# What to do
The records below must be written out exactly, with every picture left behind.

--- begin Source material ---

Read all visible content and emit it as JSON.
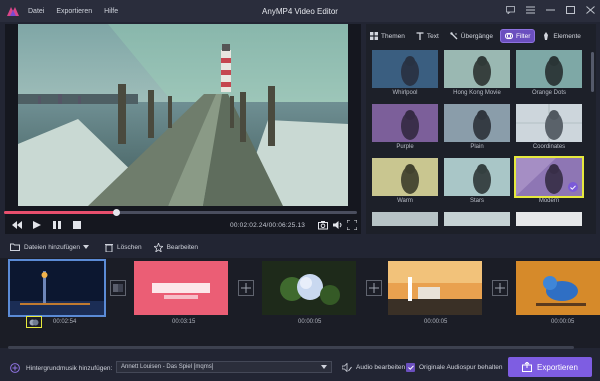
{
  "window": {
    "title": "AnyMP4 Video Editor",
    "menu": [
      "Datei",
      "Exportieren",
      "Hilfe"
    ]
  },
  "player": {
    "time_current": "00:02:02.24",
    "time_total": "00:06:25.13",
    "time_separator": "/",
    "progress": 0.32
  },
  "panel": {
    "tabs": [
      {
        "label": "Themen",
        "icon": "themes-grid-icon"
      },
      {
        "label": "Text",
        "icon": "text-icon"
      },
      {
        "label": "Übergänge",
        "icon": "transitions-icon"
      },
      {
        "label": "Filter",
        "icon": "filter-icon",
        "active": true
      },
      {
        "label": "Elemente",
        "icon": "elements-icon"
      }
    ],
    "filters": [
      "Whirlpool",
      "Hong Kong Movie",
      "Orange Dots",
      "Purple",
      "Plain",
      "Coordinates",
      "Warm",
      "Stars",
      "Modern"
    ],
    "selected_filter": "Modern"
  },
  "toolbar": {
    "add_files": "Dateien hinzufügen",
    "delete": "Löschen",
    "edit": "Bearbeiten"
  },
  "timeline": {
    "clips": [
      {
        "duration": "00:02:54"
      },
      {
        "duration": "00:03:15"
      },
      {
        "duration": "00:00:05"
      },
      {
        "duration": "00:00:05"
      },
      {
        "duration": "00:00:05"
      }
    ]
  },
  "footer": {
    "bg_music_label": "Hintergrundmusik hinzufügen:",
    "bg_music_value": "Annett Louisen - Das Spiel [mqms]",
    "edit_audio": "Audio bearbeiten",
    "keep_audio": "Originale Audiospur behalten",
    "export": "Exportieren"
  },
  "colors": {
    "accent": "#7e5de2",
    "selection": "#e6e93d",
    "progress": "#e84f6d"
  }
}
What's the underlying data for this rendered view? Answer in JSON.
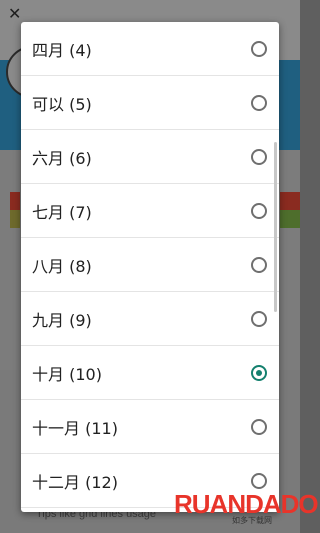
{
  "background": {
    "close_glyph": "✕",
    "tip_text": "Tips like grid lines usage"
  },
  "dialog": {
    "options": [
      {
        "label": "四月 (4)",
        "selected": false
      },
      {
        "label": "可以 (5)",
        "selected": false
      },
      {
        "label": "六月 (6)",
        "selected": false
      },
      {
        "label": "七月 (7)",
        "selected": false
      },
      {
        "label": "八月 (8)",
        "selected": false
      },
      {
        "label": "九月 (9)",
        "selected": false
      },
      {
        "label": "十月 (10)",
        "selected": true
      },
      {
        "label": "十一月 (11)",
        "selected": false
      },
      {
        "label": "十二月 (12)",
        "selected": false
      }
    ]
  },
  "watermark": {
    "brand": "RUANDADO",
    "subtitle": "如多下载网"
  },
  "colors": {
    "accent": "#14806e",
    "scrim": "#7a7a7a",
    "brand_band": "#1f5f80"
  }
}
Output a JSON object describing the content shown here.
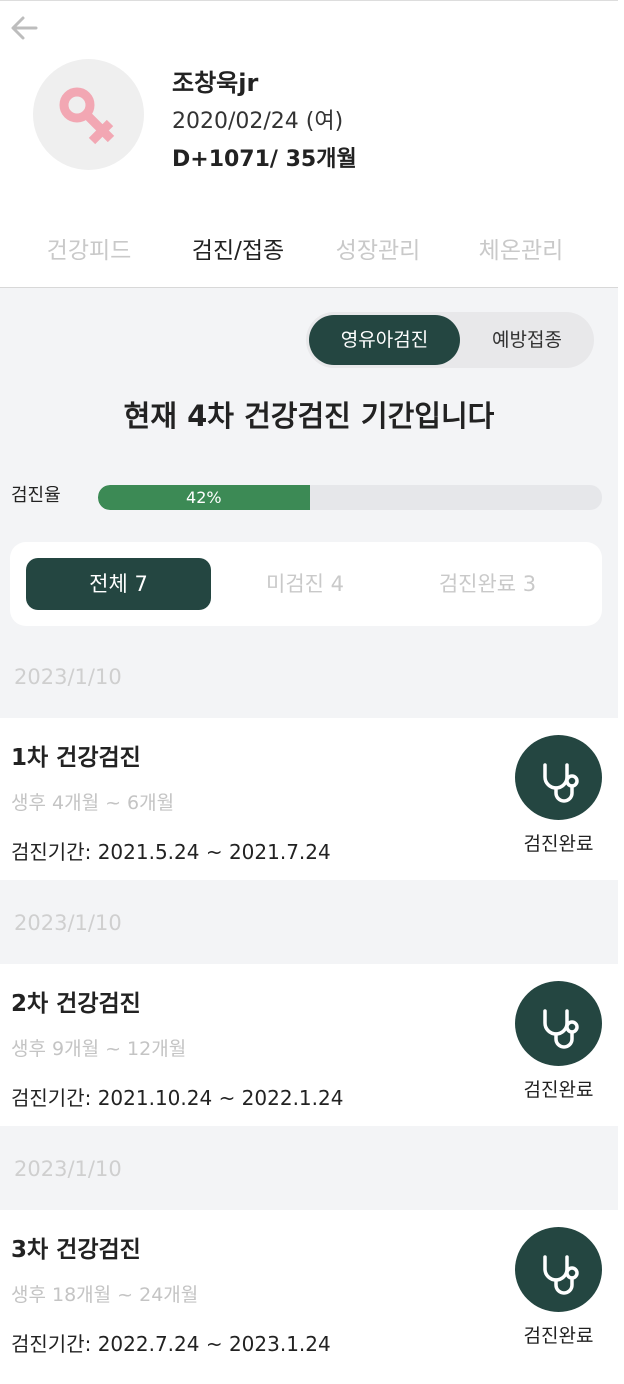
{
  "profile": {
    "name": "조창욱jr",
    "birth": "2020/02/24 (여)",
    "dday": "D+1071/ 35개월",
    "avatar_icon": "female-symbol-icon",
    "avatar_color": "#f2a7b3"
  },
  "tabs": [
    {
      "label": "건강피드",
      "active": false
    },
    {
      "label": "검진/접종",
      "active": true
    },
    {
      "label": "성장관리",
      "active": false
    },
    {
      "label": "체온관리",
      "active": false
    }
  ],
  "segment": {
    "options": [
      "영유아검진",
      "예방접종"
    ],
    "selected": "영유아검진"
  },
  "period_title": "현재 4차 건강검진 기간입니다",
  "rate": {
    "label": "검진율",
    "text": "42%",
    "value": 0.42
  },
  "filters": [
    {
      "label": "전체 7",
      "active": true
    },
    {
      "label": "미검진 4",
      "active": false
    },
    {
      "label": "검진완료 3",
      "active": false
    }
  ],
  "items": [
    {
      "date": "2023/1/10",
      "title": "1차 건강검진",
      "age": "생후 4개월 ~ 6개월",
      "period": "검진기간: 2021.5.24 ~ 2021.7.24",
      "status": "검진완료",
      "icon": "stethoscope-icon"
    },
    {
      "date": "2023/1/10",
      "title": "2차 건강검진",
      "age": "생후 9개월 ~ 12개월",
      "period": "검진기간: 2021.10.24 ~ 2022.1.24",
      "status": "검진완료",
      "icon": "stethoscope-icon"
    },
    {
      "date": "2023/1/10",
      "title": "3차 건강검진",
      "age": "생후 18개월 ~ 24개월",
      "period": "검진기간: 2022.7.24 ~ 2023.1.24",
      "status": "검진완료",
      "icon": "stethoscope-icon"
    }
  ],
  "colors": {
    "accent": "#244641",
    "progress": "#3c8a55",
    "background": "#f3f4f6"
  }
}
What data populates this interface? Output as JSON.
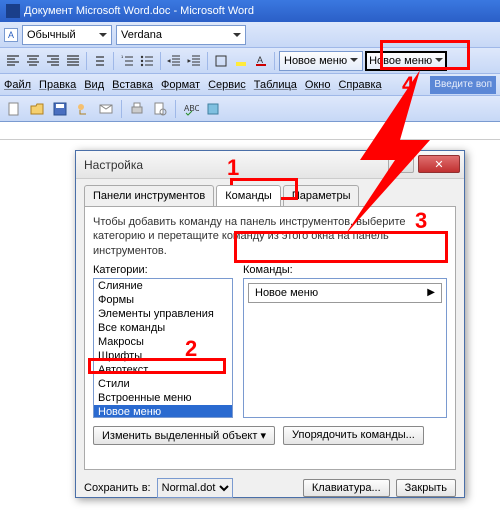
{
  "title": "Документ Microsoft Word.doc - Microsoft Word",
  "style_dropdown": "Обычный",
  "font_dropdown": "Verdana",
  "new_menu_label": "Новое меню",
  "menubar": {
    "file": "Файл",
    "edit": "Правка",
    "view": "Вид",
    "insert": "Вставка",
    "format": "Формат",
    "tools": "Сервис",
    "table": "Таблица",
    "window": "Окно",
    "help": "Справка"
  },
  "help_box": "Введите воп",
  "dialog": {
    "title": "Настройка",
    "tabs": {
      "toolbars": "Панели инструментов",
      "commands": "Команды",
      "options": "Параметры"
    },
    "instructions": "Чтобы добавить команду на панель инструментов, выберите категорию и перетащите команду из этого окна на панель инструментов.",
    "categories_label": "Категории:",
    "commands_label": "Команды:",
    "categories": [
      "Слияние",
      "Формы",
      "Элементы управления",
      "Все команды",
      "Макросы",
      "Шрифты",
      "Автотекст",
      "Стили",
      "Встроенные меню",
      "Новое меню"
    ],
    "selected_category_index": 9,
    "command_item": "Новое меню",
    "modify_btn": "Изменить выделенный объект",
    "rearrange_btn": "Упорядочить команды...",
    "save_in_label": "Сохранить в:",
    "save_in_value": "Normal.dot",
    "keyboard_btn": "Клавиатура...",
    "close_btn": "Закрыть"
  },
  "annotations": {
    "n1": "1",
    "n2": "2",
    "n3": "3",
    "n4": "4"
  }
}
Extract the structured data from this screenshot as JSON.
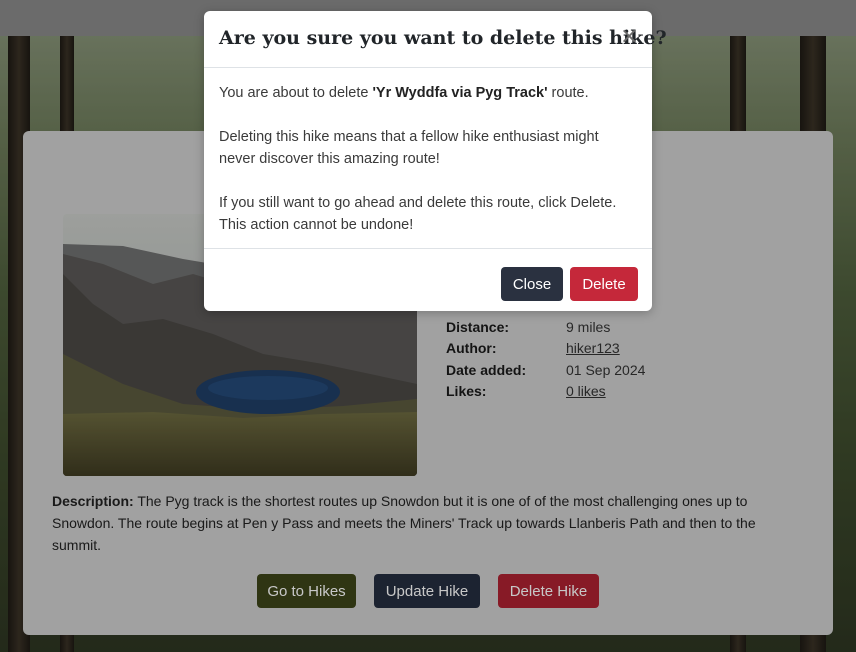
{
  "modal": {
    "title": "Are you sure you want to delete this hike?",
    "close_icon": "×",
    "body_p1_prefix": "You are about to delete ",
    "hike_name": "'Yr Wyddfa via Pyg Track'",
    "body_p1_suffix": " route.",
    "body_p2": "Deleting this hike means that a fellow hike enthusiast might never discover this amazing route!",
    "body_p3": "If you still want to go ahead and delete this route, click Delete. This action cannot be undone!",
    "close_label": "Close",
    "delete_label": "Delete"
  },
  "hike": {
    "details": [
      {
        "label": "Distance:",
        "value": "9 miles",
        "link": false
      },
      {
        "label": "Author:",
        "value": "hiker123",
        "link": true
      },
      {
        "label": "Date added:",
        "value": "01 Sep 2024",
        "link": false
      },
      {
        "label": "Likes:",
        "value": "0 likes",
        "link": true
      }
    ],
    "description_label": "Description:",
    "description": " The Pyg track is the shortest routes up Snowdon but it is one of of the most challenging ones up to Snowdon. The route begins at Pen y Pass and meets the Miners' Track up towards Llanberis Path and then to the summit."
  },
  "buttons": {
    "go_to_hikes": "Go to Hikes",
    "update_hike": "Update Hike",
    "delete_hike": "Delete Hike"
  },
  "colors": {
    "go_to_hikes": "#3d4419",
    "update_hike": "#252d3f",
    "delete_hike": "#ad2231",
    "modal_close": "#2a3140",
    "modal_delete": "#c5283a"
  }
}
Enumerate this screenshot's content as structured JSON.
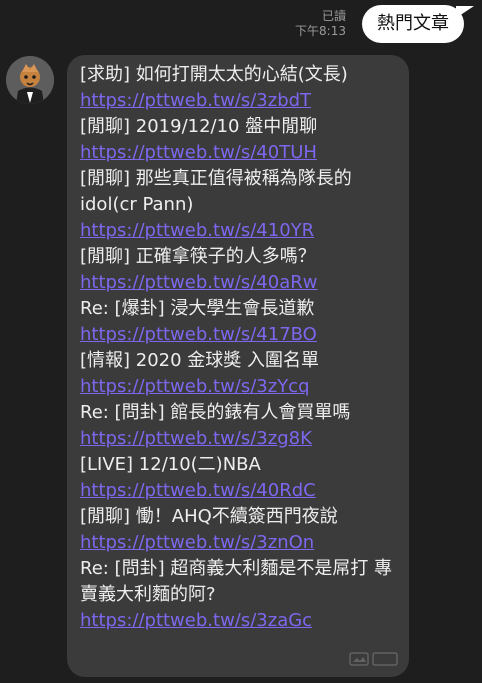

--- end Source material ---

# Solution to this task
Read all visible content and emit it as JSON.
{
  "window": {
    "title": "AnyMP4 Video Editor",
    "menu": [
      "Datei",
      "Exportieren",
      "Hilfe"
    ]
  },
  "player": {
    "time_current": "00:02:02.24",
    "time_total": "00:06:25.13",
    "time_separator": "/",
    "progress": 0.32
  },
  "panel": {
    "tabs": [
      {
        "label": "Themen",
        "icon": "themes-grid-icon"
      },
      {
        "label": "Text",
        "icon": "text-icon"
      },
      {
        "label": "Übergänge",
        "icon": "transitions-icon"
      },
      {
        "label": "Filter",
        "icon": "filter-icon",
        "active": true
      },
      {
        "label": "Elemente",
        "icon": "elements-icon"
      }
    ],
    "filters": [
      "Whirlpool",
      "Hong Kong Movie",
      "Orange Dots",
      "Purple",
      "Plain",
      "Coordinates",
      "Warm",
      "Stars",
      "Modern"
    ],
    "selected_filter": "Modern"
  },
  "toolbar": {
    "add_files": "Dateien hinzufügen",
    "delete": "Löschen",
    "edit": "Bearbeiten"
  },
  "timeline": {
    "clips": [
      {
        "duration": "00:02:54"
      },
      {
        "duration": "00:03:15"
      },
      {
        "duration": "00:00:05"
      },
      {
        "duration": "00:00:05"
      },
      {
        "duration": "00:00:05"
      }
    ]
  },
  "footer": {
    "bg_music_label": "Hintergrundmusik hinzufügen:",
    "bg_music_value": "Annett Louisen - Das Spiel [mqms]",
    "edit_audio": "Audio bearbeiten",
    "keep_audio": "Originale Audiospur behalten",
    "export": "Exportieren"
  },
  "colors": {
    "accent": "#7e5de2",
    "selection": "#e6e93d",
    "progress": "#e84f6d"
  }
}
What's the underlying data for this rendered view? Answer in JSON.
{
  "background": {
    "close_glyph": "✕",
    "tip_text": "Tips like grid lines usage"
  },
  "dialog": {
    "options": [
      {
        "label": "四月 (4)",
        "selected": false
      },
      {
        "label": "可以 (5)",
        "selected": false
      },
      {
        "label": "六月 (6)",
        "selected": false
      },
      {
        "label": "七月 (7)",
        "selected": false
      },
      {
        "label": "八月 (8)",
        "selected": false
      },
      {
        "label": "九月 (9)",
        "selected": false
      },
      {
        "label": "十月 (10)",
        "selected": true
      },
      {
        "label": "十一月 (11)",
        "selected": false
      },
      {
        "label": "十二月 (12)",
        "selected": false
      }
    ]
  },
  "watermark": {
    "brand": "RUANDADO",
    "subtitle": "如多下载网"
  },
  "colors": {
    "accent": "#14806e",
    "scrim": "#7a7a7a",
    "brand_band": "#1f5f80"
  }
}
Output a JSON object describing the content shown here.
{
  "profile": {
    "name": "조창욱jr",
    "birth": "2020/02/24 (여)",
    "dday": "D+1071/ 35개월",
    "avatar_icon": "female-symbol-icon",
    "avatar_color": "#f2a7b3"
  },
  "tabs": [
    {
      "label": "건강피드",
      "active": false
    },
    {
      "label": "검진/접종",
      "active": true
    },
    {
      "label": "성장관리",
      "active": false
    },
    {
      "label": "체온관리",
      "active": false
    }
  ],
  "segment": {
    "options": [
      "영유아검진",
      "예방접종"
    ],
    "selected": "영유아검진"
  },
  "period_title": "현재 4차 건강검진 기간입니다",
  "rate": {
    "label": "검진율",
    "text": "42%",
    "value": 0.42
  },
  "filters": [
    {
      "label": "전체 7",
      "active": true
    },
    {
      "label": "미검진 4",
      "active": false
    },
    {
      "label": "검진완료 3",
      "active": false
    }
  ],
  "items": [
    {
      "date": "2023/1/10",
      "title": "1차 건강검진",
      "age": "생후 4개월 ~ 6개월",
      "period": "검진기간: 2021.5.24 ~ 2021.7.24",
      "status": "검진완료",
      "icon": "stethoscope-icon"
    },
    {
      "date": "2023/1/10",
      "title": "2차 건강검진",
      "age": "생후 9개월 ~ 12개월",
      "period": "검진기간: 2021.10.24 ~ 2022.1.24",
      "status": "검진완료",
      "icon": "stethoscope-icon"
    },
    {
      "date": "2023/1/10",
      "title": "3차 건강검진",
      "age": "생후 18개월 ~ 24개월",
      "period": "검진기간: 2022.7.24 ~ 2023.1.24",
      "status": "검진완료",
      "icon": "stethoscope-icon"
    }
  ],
  "colors": {
    "accent": "#244641",
    "progress": "#3c8a55",
    "background": "#f3f4f6"
  }
}
What data populates this interface? Output as JSON.
{
  "title": "Документ Microsoft Word.doc - Microsoft Word",
  "style_dropdown": "Обычный",
  "font_dropdown": "Verdana",
  "new_menu_label": "Новое меню",
  "menubar": {
    "file": "Файл",
    "edit": "Правка",
    "view": "Вид",
    "insert": "Вставка",
    "format": "Формат",
    "tools": "Сервис",
    "table": "Таблица",
    "window": "Окно",
    "help": "Справка"
  },
  "help_box": "Введите воп",
  "dialog": {
    "title": "Настройка",
    "tabs": {
      "toolbars": "Панели инструментов",
      "commands": "Команды",
      "options": "Параметры"
    },
    "instructions": "Чтобы добавить команду на панель инструментов, выберите категорию и перетащите команду из этого окна на панель инструментов.",
    "categories_label": "Категории:",
    "commands_label": "Команды:",
    "categories": [
      "Слияние",
      "Формы",
      "Элементы управления",
      "Все команды",
      "Макросы",
      "Шрифты",
      "Автотекст",
      "Стили",
      "Встроенные меню",
      "Новое меню"
    ],
    "selected_category_index": 9,
    "command_item": "Новое меню",
    "modify_btn": "Изменить выделенный объект",
    "rearrange_btn": "Упорядочить команды...",
    "save_in_label": "Сохранить в:",
    "save_in_value": "Normal.dot",
    "keyboard_btn": "Клавиатура...",
    "close_btn": "Закрыть"
  },
  "annotations": {
    "n1": "1",
    "n2": "2",
    "n3": "3",
    "n4": "4"
  }
}
Extract the structured data from this screenshot as JSON.
{
  "modal": {
    "title": "Are you sure you want to delete this hike?",
    "close_icon": "×",
    "body_p1_prefix": "You are about to delete ",
    "hike_name": "'Yr Wyddfa via Pyg Track'",
    "body_p1_suffix": " route.",
    "body_p2": "Deleting this hike means that a fellow hike enthusiast might never discover this amazing route!",
    "body_p3": "If you still want to go ahead and delete this route, click Delete. This action cannot be undone!",
    "close_label": "Close",
    "delete_label": "Delete"
  },
  "hike": {
    "details": [
      {
        "label": "Distance:",
        "value": "9 miles",
        "link": false
      },
      {
        "label": "Author:",
        "value": "hiker123",
        "link": true
      },
      {
        "label": "Date added:",
        "value": "01 Sep 2024",
        "link": false
      },
      {
        "label": "Likes:",
        "value": "0 likes",
        "link": true
      }
    ],
    "description_label": "Description:",
    "description": " The Pyg track is the shortest routes up Snowdon but it is one of of the most challenging ones up to Snowdon. The route begins at Pen y Pass and meets the Miners' Track up towards Llanberis Path and then to the summit."
  },
  "buttons": {
    "go_to_hikes": "Go to Hikes",
    "update_hike": "Update Hike",
    "delete_hike": "Delete Hike"
  },
  "colors": {
    "go_to_hikes": "#3d4419",
    "update_hike": "#252d3f",
    "delete_hike": "#ad2231",
    "modal_close": "#2a3140",
    "modal_delete": "#c5283a"
  }
}
Enumerate this screenshot's content as structured JSON.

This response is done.